Stored records:
● ● ● ● ● ● ●

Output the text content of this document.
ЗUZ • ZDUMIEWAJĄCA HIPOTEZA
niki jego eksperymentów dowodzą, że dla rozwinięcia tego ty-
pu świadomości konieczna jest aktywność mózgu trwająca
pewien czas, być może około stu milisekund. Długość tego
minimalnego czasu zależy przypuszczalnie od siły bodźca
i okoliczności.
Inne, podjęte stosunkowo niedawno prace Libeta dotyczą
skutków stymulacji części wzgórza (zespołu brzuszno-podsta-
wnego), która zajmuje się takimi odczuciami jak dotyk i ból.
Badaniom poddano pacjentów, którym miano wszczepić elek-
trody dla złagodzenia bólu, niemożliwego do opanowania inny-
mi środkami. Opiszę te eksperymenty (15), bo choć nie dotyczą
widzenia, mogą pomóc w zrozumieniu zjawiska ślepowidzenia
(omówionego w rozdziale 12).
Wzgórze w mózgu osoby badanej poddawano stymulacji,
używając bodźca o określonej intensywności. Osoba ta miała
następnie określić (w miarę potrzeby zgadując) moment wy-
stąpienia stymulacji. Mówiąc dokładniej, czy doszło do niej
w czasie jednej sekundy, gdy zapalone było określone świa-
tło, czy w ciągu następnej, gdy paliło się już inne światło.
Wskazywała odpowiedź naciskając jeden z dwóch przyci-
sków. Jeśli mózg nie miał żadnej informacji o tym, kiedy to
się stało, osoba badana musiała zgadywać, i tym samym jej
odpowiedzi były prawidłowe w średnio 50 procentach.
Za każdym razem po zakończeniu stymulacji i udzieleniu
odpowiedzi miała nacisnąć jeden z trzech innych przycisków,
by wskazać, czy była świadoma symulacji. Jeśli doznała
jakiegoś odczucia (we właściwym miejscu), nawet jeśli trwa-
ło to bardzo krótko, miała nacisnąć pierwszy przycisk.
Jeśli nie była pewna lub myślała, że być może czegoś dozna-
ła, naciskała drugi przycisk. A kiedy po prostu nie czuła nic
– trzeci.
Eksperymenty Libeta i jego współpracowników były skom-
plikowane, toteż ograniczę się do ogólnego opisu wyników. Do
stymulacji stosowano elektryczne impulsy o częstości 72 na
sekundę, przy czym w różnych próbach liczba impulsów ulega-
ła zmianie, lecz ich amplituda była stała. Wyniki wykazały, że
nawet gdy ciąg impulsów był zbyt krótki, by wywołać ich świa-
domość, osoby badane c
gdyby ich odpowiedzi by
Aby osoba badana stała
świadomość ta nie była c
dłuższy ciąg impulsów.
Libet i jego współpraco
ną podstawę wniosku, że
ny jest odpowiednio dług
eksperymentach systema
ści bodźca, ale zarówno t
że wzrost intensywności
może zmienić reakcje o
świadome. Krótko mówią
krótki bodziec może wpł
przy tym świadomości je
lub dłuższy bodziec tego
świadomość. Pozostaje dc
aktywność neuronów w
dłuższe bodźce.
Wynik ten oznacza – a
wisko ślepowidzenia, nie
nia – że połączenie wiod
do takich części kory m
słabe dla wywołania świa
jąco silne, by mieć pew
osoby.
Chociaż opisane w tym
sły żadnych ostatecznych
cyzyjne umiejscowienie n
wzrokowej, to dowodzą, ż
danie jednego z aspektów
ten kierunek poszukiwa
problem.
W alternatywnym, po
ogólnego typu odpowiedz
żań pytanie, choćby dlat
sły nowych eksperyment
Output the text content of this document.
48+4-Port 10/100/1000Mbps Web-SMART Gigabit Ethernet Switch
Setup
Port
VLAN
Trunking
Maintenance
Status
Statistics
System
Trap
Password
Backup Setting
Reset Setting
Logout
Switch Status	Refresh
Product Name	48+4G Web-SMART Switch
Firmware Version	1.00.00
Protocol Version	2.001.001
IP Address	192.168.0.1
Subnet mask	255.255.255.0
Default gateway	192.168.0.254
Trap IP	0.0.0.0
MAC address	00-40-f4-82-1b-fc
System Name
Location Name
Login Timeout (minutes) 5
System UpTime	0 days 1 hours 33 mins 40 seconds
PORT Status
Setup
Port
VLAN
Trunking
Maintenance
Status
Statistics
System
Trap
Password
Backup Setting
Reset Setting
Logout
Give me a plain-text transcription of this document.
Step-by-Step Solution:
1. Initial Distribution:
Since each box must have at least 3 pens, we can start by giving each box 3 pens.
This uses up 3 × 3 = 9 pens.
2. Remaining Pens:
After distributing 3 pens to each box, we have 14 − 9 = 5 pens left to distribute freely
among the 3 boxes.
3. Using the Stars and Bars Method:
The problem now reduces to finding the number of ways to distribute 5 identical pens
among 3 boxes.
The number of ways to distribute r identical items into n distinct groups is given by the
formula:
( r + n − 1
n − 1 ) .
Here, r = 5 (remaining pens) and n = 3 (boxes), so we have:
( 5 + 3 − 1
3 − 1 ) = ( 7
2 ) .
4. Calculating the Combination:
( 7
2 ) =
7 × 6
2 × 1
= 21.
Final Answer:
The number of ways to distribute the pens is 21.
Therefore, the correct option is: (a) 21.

● ● ● ● ● ● ●

Instructions to follow
Transcribe each entry precisely, missing none.

Output
Output the text content of this document.
ЗUZ • ZDUMIEWAJĄCA HIPOTEZA
niki jego eksperymentów dowodzą, że dla rozwinięcia tego ty-
pu świadomości konieczna jest aktywność mózgu trwająca
pewien czas, być może około stu milisekund. Długość tego
minimalnego czasu zależy przypuszczalnie od siły bodźca
i okoliczności.
Inne, podjęte stosunkowo niedawno prace Libeta dotyczą
skutków stymulacji części wzgórza (zespołu brzuszno-podsta-
wnego), która zajmuje się takimi odczuciami jak dotyk i ból.
Badaniom poddano pacjentów, którym miano wszczepić elek-
trody dla złagodzenia bólu, niemożliwego do opanowania inny-
mi środkami. Opiszę te eksperymenty (15), bo choć nie dotyczą
widzenia, mogą pomóc w zrozumieniu zjawiska ślepowidzenia
(omówionego w rozdziale 12).
Wzgórze w mózgu osoby badanej poddawano stymulacji,
używając bodźca o określonej intensywności. Osoba ta miała
następnie określić (w miarę potrzeby zgadując) moment wy-
stąpienia stymulacji. Mówiąc dokładniej, czy doszło do niej
w czasie jednej sekundy, gdy zapalone było określone świa-
tło, czy w ciągu następnej, gdy paliło się już inne światło.
Wskazywała odpowiedź naciskając jeden z dwóch przyci-
sków. Jeśli mózg nie miał żadnej informacji o tym, kiedy to
się stało, osoba badana musiała zgadywać, i tym samym jej
odpowiedzi były prawidłowe w średnio 50 procentach.
Za każdym razem po zakończeniu stymulacji i udzieleniu
odpowiedzi miała nacisnąć jeden z trzech innych przycisków,
by wskazać, czy była świadoma symulacji. Jeśli doznała
jakiegoś odczucia (we właściwym miejscu), nawet jeśli trwa-
ło to bardzo krótko, miała nacisnąć pierwszy przycisk.
Jeśli nie była pewna lub myślała, że być może czegoś dozna-
ła, naciskała drugi przycisk. A kiedy po prostu nie czuła nic
– trzeci.
Eksperymenty Libeta i jego współpracowników były skom-
plikowane, toteż ograniczę się do ogólnego opisu wyników. Do
stymulacji stosowano elektryczne impulsy o częstości 72 na
sekundę, przy czym w różnych próbach liczba impulsów ulega-
ła zmianie, lecz ich amplituda była stała. Wyniki wykazały, że
nawet gdy ciąg impulsów był zbyt krótki, by wywołać ich świa-
domość, osoby badane c
gdyby ich odpowiedzi by
Aby osoba badana stała
świadomość ta nie była c
dłuższy ciąg impulsów.
Libet i jego współpraco
ną podstawę wniosku, że
ny jest odpowiednio dług
eksperymentach systema
ści bodźca, ale zarówno t
że wzrost intensywności
może zmienić reakcje o
świadome. Krótko mówią
krótki bodziec może wpł
przy tym świadomości je
lub dłuższy bodziec tego
świadomość. Pozostaje dc
aktywność neuronów w
dłuższe bodźce.
Wynik ten oznacza – a
wisko ślepowidzenia, nie
nia – że połączenie wiod
do takich części kory m
słabe dla wywołania świa
jąco silne, by mieć pew
osoby.
Chociaż opisane w tym
sły żadnych ostatecznych
cyzyjne umiejscowienie n
wzrokowej, to dowodzą, ż
danie jednego z aspektów
ten kierunek poszukiwa
problem.
W alternatywnym, po
ogólnego typu odpowiedz
żań pytanie, choćby dlat
sły nowych eksperyment
Output the text content of this document.
48+4-Port 10/100/1000Mbps Web-SMART Gigabit Ethernet Switch
Setup
Port
VLAN
Trunking
Maintenance
Status
Statistics
System
Trap
Password
Backup Setting
Reset Setting
Logout
Switch Status	Refresh
Product Name	48+4G Web-SMART Switch
Firmware Version	1.00.00
Protocol Version	2.001.001
IP Address	192.168.0.1
Subnet mask	255.255.255.0
Default gateway	192.168.0.254
Trap IP	0.0.0.0
MAC address	00-40-f4-82-1b-fc
System Name
Location Name
Login Timeout (minutes) 5
System UpTime	0 days 1 hours 33 mins 40 seconds
PORT Status
Setup
Port
VLAN
Trunking
Maintenance
Status
Statistics
System
Trap
Password
Backup Setting
Reset Setting
Logout
Give me a plain-text transcription of this document.
Step-by-Step Solution:
1. Initial Distribution:
Since each box must have at least 3 pens, we can start by giving each box 3 pens.
This uses up 3 × 3 = 9 pens.
2. Remaining Pens:
After distributing 3 pens to each box, we have 14 − 9 = 5 pens left to distribute freely
among the 3 boxes.
3. Using the Stars and Bars Method:
The problem now reduces to finding the number of ways to distribute 5 identical pens
among 3 boxes.
The number of ways to distribute r identical items into n distinct groups is given by the
formula:
( r + n − 1
n − 1 ) .
Here, r = 5 (remaining pens) and n = 3 (boxes), so we have:
( 5 + 3 − 1
3 − 1 ) = ( 7
2 ) .
4. Calculating the Combination:
( 7
2 ) =
7 × 6
2 × 1
= 21.
Final Answer:
The number of ways to distribute the pens is 21.
Therefore, the correct option is: (a) 21.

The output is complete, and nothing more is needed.